◆ EXERCICES À FAIRE
A: Dans l'extrait sur l'image numérique, quelle couche du modèle OSI formate les données qui seront présentées à la couche 7 ?
B: Prolongez l'extrait sur l'image numérique en poursuivant après sa dernière phrase.

◆ EXTRAIT DU DOCUMENT
----
Pour le dire autrement, l’image transactionnelle permet à l’utilisateur d’  « avoir une expérience » des interfaces humain-machine tandis qu’un flux continu de transaction machine-machine se déroule, qui passe principalement inaperçu aux yeux de l’utilisateur ordinaire sans connaissances en programmation. Pour le dire autrement encore, les interactions humain-machine ne sont que la partie émergée de l’iceberg, un iceberg de transactions machine-machine invisibles entre les capteurs, les processeurs, les logiciels, les bases de données, les données, les écrans et les images, et qui reste caché sous la surface lisse de l’écran  /  de l’interface graphique.

Suivant le modèle OSI (de l’anglais Open Source Interconnection) (ISO/IEC 7498-1), qui place ces transactions dans un ordre logique, il existe sept couches (les couches 2-7 impliquant du code) : la couche 6 (Présentation) formate les données qui seront présentées à la couche  7 (Application), laquelle fonctionne comme une « fenêtre » pour l’utilisateur final. Les cinq autres couches impliquées dans les connexions de données (en montant de la couche « physique » à la couche 5, dite « session ») opèrent à l’arrière-plan, et ne se manifestent qu’en cas d’échec. Comme l’a montré Wendy Chun38 à propos de l’histoire de l’informatique, l’automatisation de la programmation a abouti à la fois à l’émancipation (du programmeur) et à l’occultation, c’est-à-dire à l’enfermement dans une « boîte noire », de la plupart des opérations : l’exécution du code source, la traduction en code machine et le fonctionnement réel de la machine se déroulent tous « à huis clos », même si le code est devenu la « loi » qui régit tout ce qui est calculé/rendu à l’écran. L’occultation, ici, est conçue à la fois comme un effet technique de l’automatisation et comme une idéologie du contrôle39. Voir page ci-contre Modèle OSI (Open Source Interconnection) à sept couches. Schéma simplifié par Ingrid Hoelzl.

L’image comme leurre

L’image numérique ne s’est pas divisée en deux fonctions –  l’une passive, continuer le rôle ancestral de la ressemblance (imago) et de la représentation, et l’autre active ou transactionnelle. Les fonctions de ressemblance et de transaction sont si étroitement liées qu’il est impossible de les séparer. L’une des transactions dans lesquelles s’engage l’image numérique est en effet une transaction entre ces deux fonctions, que je propose d’appeler l’« intra-image ». Ce concept résonne avec (mais a été conçu de façon indépendante de) ce que Karen Barad appelle l’« intra-action40 ».
----
◆ LIGNES DE DONNÉES

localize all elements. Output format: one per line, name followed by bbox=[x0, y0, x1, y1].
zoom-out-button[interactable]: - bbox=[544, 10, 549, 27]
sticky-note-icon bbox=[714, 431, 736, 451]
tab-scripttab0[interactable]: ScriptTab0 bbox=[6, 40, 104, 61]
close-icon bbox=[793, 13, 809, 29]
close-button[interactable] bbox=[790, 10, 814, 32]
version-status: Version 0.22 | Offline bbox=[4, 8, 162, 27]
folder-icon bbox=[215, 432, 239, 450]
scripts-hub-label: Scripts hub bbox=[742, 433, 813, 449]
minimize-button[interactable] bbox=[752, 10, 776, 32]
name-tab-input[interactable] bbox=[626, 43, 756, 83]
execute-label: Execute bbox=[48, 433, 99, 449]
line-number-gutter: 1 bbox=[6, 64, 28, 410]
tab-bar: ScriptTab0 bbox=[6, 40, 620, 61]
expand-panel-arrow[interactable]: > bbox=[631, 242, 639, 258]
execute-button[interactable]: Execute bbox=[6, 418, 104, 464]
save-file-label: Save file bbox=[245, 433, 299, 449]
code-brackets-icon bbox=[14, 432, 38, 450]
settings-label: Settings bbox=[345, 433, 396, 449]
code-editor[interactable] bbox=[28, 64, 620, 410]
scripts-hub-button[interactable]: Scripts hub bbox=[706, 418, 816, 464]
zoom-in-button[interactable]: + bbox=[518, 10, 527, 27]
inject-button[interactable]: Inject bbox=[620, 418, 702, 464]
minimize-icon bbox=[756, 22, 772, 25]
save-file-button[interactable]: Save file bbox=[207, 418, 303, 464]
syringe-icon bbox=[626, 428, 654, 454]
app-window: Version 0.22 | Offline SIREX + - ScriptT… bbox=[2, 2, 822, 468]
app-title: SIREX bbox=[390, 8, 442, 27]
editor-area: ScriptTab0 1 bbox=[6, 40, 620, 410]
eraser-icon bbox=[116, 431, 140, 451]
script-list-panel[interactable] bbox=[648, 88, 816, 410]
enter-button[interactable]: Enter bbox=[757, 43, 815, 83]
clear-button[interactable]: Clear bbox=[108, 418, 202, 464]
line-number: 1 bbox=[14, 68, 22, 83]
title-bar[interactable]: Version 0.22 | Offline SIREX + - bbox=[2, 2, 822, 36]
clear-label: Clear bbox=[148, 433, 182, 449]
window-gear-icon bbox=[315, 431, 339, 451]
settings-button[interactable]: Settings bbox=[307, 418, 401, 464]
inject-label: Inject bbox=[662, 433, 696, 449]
----
◆ CORRIGÉ DES EXERCICES
A: La couche 6, dite Présentation.

B:
Selon le « réalisme agentiel » de Karen Barad, sujets et objets ne préexistent pas, ils sont contenus dans des « relations matérialisantes » qui sont les « enchevêtrements » des « capacités d’agir intra-agissantes » : « [une] intra-action spécifique instaure une «coupure agentielle» […] effectuant une séparation entre «sujet» et «objet» au sein du phénomène41 ». Pour Barad, les séparations/différenciations existent mais seulement dans les relations matérialisantes42. Alors que l’« intra-action » concerne la possibilité d’une capacité d’agir relationnelle en général, l’« intra-image » s’intéresse à la relation spécifique entre l’image à l’écran et l’image hors écran. Elle révèle la politique de l’image transactionnelle comme une politique de l’occultation, une politique menée au vu et au su de tous, ou plutôt sur des écrans lumineux. Avec l’intégration de l’image au logiciel, nous assistons à l’apparition et au camouflage simultané de la relation entre l’image qui apparaît à l’écran, ou plutôt qui agit comme un écran, et les transactions qui se déroulent derrière l’écran.

L’image qui apparaît sur nos écrans numériques est opaque en ce sens qu’elle occulte cette transaction intra-image par son apparence même. Plus nous voyons d’images sur nos écrans, mieux les opérations qui s’effectuent derrière eux peuvent être cachées. Les écrans numériques tendent, par conséquent, à rester toujours allumés et toujours en ligne, peuplés d’images en mouvement. (D’un point de vue technique, tout ce qui apparaît à l’écran est une image en mouvement, qui change ou non à chaque rafraîchissement43).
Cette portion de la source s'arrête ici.